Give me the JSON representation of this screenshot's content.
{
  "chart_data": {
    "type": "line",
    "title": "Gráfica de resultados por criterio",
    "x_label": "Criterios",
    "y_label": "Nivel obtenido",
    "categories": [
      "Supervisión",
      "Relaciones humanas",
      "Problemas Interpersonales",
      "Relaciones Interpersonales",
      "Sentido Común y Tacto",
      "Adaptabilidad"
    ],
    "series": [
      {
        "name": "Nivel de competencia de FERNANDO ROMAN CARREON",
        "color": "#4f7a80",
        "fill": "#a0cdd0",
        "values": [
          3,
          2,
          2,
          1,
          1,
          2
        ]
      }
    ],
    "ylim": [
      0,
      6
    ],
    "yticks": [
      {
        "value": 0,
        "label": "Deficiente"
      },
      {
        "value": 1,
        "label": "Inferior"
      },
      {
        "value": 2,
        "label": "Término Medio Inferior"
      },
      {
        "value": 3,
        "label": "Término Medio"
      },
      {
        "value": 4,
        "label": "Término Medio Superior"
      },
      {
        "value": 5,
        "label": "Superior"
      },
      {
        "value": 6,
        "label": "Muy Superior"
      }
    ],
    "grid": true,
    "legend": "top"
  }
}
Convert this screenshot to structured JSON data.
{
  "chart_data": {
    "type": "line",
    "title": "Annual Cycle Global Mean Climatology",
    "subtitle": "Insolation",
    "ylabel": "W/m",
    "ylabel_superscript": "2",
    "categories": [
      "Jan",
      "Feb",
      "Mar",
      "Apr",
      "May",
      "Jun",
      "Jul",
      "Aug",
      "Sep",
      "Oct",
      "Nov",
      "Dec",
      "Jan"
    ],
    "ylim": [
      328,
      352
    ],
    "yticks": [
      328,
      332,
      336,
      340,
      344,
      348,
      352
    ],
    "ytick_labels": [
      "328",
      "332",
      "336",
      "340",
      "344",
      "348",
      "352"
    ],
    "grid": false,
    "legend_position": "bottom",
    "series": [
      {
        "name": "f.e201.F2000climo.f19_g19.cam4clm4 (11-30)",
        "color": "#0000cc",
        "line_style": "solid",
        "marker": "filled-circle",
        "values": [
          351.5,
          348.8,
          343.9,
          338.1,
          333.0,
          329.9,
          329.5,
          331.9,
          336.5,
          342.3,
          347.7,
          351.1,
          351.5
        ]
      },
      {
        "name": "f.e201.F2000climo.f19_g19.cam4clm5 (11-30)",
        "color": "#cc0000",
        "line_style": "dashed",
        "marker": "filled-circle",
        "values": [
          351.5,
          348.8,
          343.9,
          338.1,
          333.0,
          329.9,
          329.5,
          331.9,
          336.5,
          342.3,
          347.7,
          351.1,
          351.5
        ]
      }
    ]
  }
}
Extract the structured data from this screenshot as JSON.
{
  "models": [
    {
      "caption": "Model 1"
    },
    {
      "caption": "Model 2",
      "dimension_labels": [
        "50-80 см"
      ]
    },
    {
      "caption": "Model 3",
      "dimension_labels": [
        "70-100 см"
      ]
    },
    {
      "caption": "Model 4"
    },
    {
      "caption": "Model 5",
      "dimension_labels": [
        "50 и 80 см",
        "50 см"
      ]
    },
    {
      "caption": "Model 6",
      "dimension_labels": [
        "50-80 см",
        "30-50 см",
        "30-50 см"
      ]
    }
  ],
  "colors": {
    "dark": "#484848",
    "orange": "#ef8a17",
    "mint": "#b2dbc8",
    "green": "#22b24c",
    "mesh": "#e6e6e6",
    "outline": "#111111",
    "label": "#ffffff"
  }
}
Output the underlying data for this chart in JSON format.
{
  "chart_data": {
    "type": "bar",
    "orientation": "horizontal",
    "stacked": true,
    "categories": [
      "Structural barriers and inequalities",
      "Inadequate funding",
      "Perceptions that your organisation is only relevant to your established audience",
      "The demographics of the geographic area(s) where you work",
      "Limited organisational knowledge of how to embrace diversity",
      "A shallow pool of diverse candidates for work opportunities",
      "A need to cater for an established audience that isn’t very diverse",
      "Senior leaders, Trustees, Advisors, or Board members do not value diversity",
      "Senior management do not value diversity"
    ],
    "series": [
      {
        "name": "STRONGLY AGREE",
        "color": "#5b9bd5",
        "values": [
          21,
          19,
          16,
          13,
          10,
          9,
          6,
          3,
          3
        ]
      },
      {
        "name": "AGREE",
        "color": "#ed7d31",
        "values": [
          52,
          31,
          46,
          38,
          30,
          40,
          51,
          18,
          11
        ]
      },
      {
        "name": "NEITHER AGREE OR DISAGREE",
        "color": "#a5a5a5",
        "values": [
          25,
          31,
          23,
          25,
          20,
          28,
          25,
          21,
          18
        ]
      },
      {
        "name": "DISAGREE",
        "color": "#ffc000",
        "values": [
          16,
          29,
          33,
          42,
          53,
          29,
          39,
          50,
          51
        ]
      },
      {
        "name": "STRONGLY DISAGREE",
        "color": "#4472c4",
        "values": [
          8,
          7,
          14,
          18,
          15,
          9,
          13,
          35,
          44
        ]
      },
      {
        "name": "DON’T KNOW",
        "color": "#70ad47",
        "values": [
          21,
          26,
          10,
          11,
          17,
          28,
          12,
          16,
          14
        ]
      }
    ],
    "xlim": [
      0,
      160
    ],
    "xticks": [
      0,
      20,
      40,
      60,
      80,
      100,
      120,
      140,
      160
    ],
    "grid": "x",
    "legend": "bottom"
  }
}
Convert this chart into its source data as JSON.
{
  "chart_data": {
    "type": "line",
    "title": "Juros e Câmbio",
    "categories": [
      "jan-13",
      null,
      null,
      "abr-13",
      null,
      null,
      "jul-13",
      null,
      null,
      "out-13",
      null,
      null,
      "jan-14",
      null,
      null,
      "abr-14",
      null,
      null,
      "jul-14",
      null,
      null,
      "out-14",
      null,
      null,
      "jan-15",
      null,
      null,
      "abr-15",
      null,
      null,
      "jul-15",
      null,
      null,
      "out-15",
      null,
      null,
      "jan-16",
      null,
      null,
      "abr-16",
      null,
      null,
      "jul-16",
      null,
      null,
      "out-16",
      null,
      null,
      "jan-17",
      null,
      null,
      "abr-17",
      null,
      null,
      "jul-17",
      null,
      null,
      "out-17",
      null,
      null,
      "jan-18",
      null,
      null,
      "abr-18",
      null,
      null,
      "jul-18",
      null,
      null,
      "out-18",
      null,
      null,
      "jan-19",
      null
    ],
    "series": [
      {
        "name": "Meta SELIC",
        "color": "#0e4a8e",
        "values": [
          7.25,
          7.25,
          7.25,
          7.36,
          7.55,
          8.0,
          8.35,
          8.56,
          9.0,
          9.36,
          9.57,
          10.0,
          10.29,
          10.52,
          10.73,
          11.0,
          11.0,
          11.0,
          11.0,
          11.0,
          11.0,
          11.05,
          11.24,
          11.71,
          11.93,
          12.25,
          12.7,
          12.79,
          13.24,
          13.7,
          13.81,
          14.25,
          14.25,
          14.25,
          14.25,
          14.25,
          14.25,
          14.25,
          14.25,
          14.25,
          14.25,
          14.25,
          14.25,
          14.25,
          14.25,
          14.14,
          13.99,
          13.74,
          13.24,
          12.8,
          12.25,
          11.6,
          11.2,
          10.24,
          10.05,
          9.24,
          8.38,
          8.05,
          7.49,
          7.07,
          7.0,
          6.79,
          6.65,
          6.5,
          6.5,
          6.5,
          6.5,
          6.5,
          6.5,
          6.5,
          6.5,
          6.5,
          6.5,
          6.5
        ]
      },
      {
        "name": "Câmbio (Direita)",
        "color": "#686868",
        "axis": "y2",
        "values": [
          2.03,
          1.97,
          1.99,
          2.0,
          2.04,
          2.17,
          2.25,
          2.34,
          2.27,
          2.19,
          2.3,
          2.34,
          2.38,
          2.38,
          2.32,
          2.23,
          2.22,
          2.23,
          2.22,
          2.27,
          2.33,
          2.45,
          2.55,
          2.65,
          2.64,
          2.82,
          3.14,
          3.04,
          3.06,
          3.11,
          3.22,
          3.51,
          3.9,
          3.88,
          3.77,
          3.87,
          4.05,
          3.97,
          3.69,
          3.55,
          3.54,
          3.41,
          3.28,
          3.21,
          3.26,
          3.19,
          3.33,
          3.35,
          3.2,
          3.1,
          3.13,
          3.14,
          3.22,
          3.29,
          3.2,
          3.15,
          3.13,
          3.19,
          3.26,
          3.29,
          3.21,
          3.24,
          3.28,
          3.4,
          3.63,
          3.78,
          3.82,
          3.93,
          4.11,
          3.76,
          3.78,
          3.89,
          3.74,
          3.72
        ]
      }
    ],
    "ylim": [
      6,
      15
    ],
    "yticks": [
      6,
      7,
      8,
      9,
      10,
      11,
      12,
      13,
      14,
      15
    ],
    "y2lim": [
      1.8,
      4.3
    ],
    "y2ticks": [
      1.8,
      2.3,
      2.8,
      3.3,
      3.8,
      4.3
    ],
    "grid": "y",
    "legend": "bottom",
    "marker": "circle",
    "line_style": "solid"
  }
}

━━━

• **PROBLEM DETAILS**: Using the listing above, work out how many of its lines include "Superior", and give only the result.

• **SOLUTION FOR THIS EXERCISE**: 3